What the exercise asks: Write out the material below word for word, omitting the pictures.

Data shown:

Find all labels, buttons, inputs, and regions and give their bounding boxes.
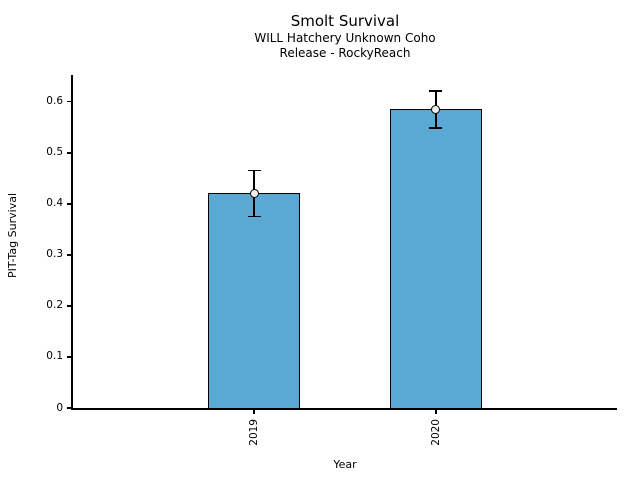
error-bar-cap-bottom-2019 <box>247 215 261 218</box>
y-tick-label: 0.4 <box>46 197 63 210</box>
y-tick <box>66 253 72 256</box>
y-tick <box>66 202 72 205</box>
mean-marker-2020 <box>431 104 441 114</box>
y-axis-title: PIT-Tag Survival <box>6 193 19 279</box>
y-tick-label: 0.5 <box>46 146 63 159</box>
error-bar-cap-top-2020 <box>429 90 443 93</box>
chart-title: Smolt Survival <box>290 12 400 30</box>
y-tick-label: 0.1 <box>46 350 63 363</box>
x-tick-label-2020: 2020 <box>429 419 442 446</box>
y-tick <box>66 356 72 358</box>
y-tick <box>66 407 72 409</box>
y-tick-label: 0.2 <box>46 299 63 312</box>
mean-marker-2019 <box>249 188 259 198</box>
y-tick-label: 0.3 <box>46 248 63 261</box>
chart-subtitle-line1: WILL Hatchery Unknown Coho <box>254 31 436 45</box>
chart-subtitle-line2: Release - RockyReach <box>279 46 411 60</box>
bar-2019 <box>208 193 301 408</box>
y-axis-spine <box>71 75 73 408</box>
y-tick-label: 0.6 <box>46 95 63 108</box>
error-bar-cap-bottom-2020 <box>429 127 443 129</box>
y-tick <box>66 100 72 103</box>
x-axis-title: Year <box>333 458 357 471</box>
x-tick-2019 <box>253 409 256 415</box>
y-tick <box>66 151 72 154</box>
bar-2020 <box>389 109 482 408</box>
chart-header: Smolt Survival WILL Hatchery Unknown Coh… <box>73 0 617 70</box>
x-tick-label-2019: 2019 <box>248 419 261 446</box>
y-tick-label: 0 <box>56 401 63 414</box>
x-axis-spine <box>71 408 617 410</box>
error-bar-cap-top-2019 <box>247 169 261 172</box>
plot-area: Year 0 0.1 0.2 0.3 0.4 0.5 0.6 2019 2020 <box>46 75 617 471</box>
x-tick-2020 <box>434 409 437 415</box>
y-tick <box>66 304 72 307</box>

Exercise response:
Find all labels, buttons, inputs, and regions and give their bounding boxes.
error-bar-cap-bottom-2019 <box>247 215 261 218</box>
y-tick-label: 0.4 <box>46 197 63 210</box>
y-tick <box>66 253 72 256</box>
y-tick <box>66 202 72 205</box>
mean-marker-2020 <box>431 104 441 114</box>
y-axis-title: PIT-Tag Survival <box>6 193 19 279</box>
y-tick-label: 0.5 <box>46 146 63 159</box>
error-bar-cap-top-2020 <box>429 90 443 93</box>
chart-title: Smolt Survival <box>290 12 400 30</box>
y-tick-label: 0.1 <box>46 350 63 363</box>
x-tick-label-2020: 2020 <box>429 419 442 446</box>
y-tick <box>66 356 72 358</box>
y-tick <box>66 407 72 409</box>
y-tick-label: 0.2 <box>46 299 63 312</box>
mean-marker-2019 <box>249 188 259 198</box>
y-tick-label: 0.3 <box>46 248 63 261</box>
chart-subtitle-line1: WILL Hatchery Unknown Coho <box>254 31 436 45</box>
chart-subtitle-line2: Release - RockyReach <box>279 46 411 60</box>
bar-2019 <box>208 193 301 408</box>
y-axis-spine <box>71 75 73 408</box>
y-tick-label: 0.6 <box>46 95 63 108</box>
error-bar-cap-bottom-2020 <box>429 127 443 129</box>
y-tick <box>66 100 72 103</box>
x-axis-title: Year <box>333 458 357 471</box>
x-tick-2019 <box>253 409 256 415</box>
y-tick <box>66 151 72 154</box>
bar-2020 <box>389 109 482 408</box>
chart-header: Smolt Survival WILL Hatchery Unknown Coh… <box>73 0 617 70</box>
x-tick-label-2019: 2019 <box>248 419 261 446</box>
y-tick-label: 0 <box>56 401 63 414</box>
x-axis-spine <box>71 408 617 410</box>
error-bar-cap-top-2019 <box>247 169 261 172</box>
plot-area: Year 0 0.1 0.2 0.3 0.4 0.5 0.6 2019 2020 <box>46 75 617 471</box>
x-tick-2020 <box>434 409 437 415</box>
y-tick <box>66 304 72 307</box>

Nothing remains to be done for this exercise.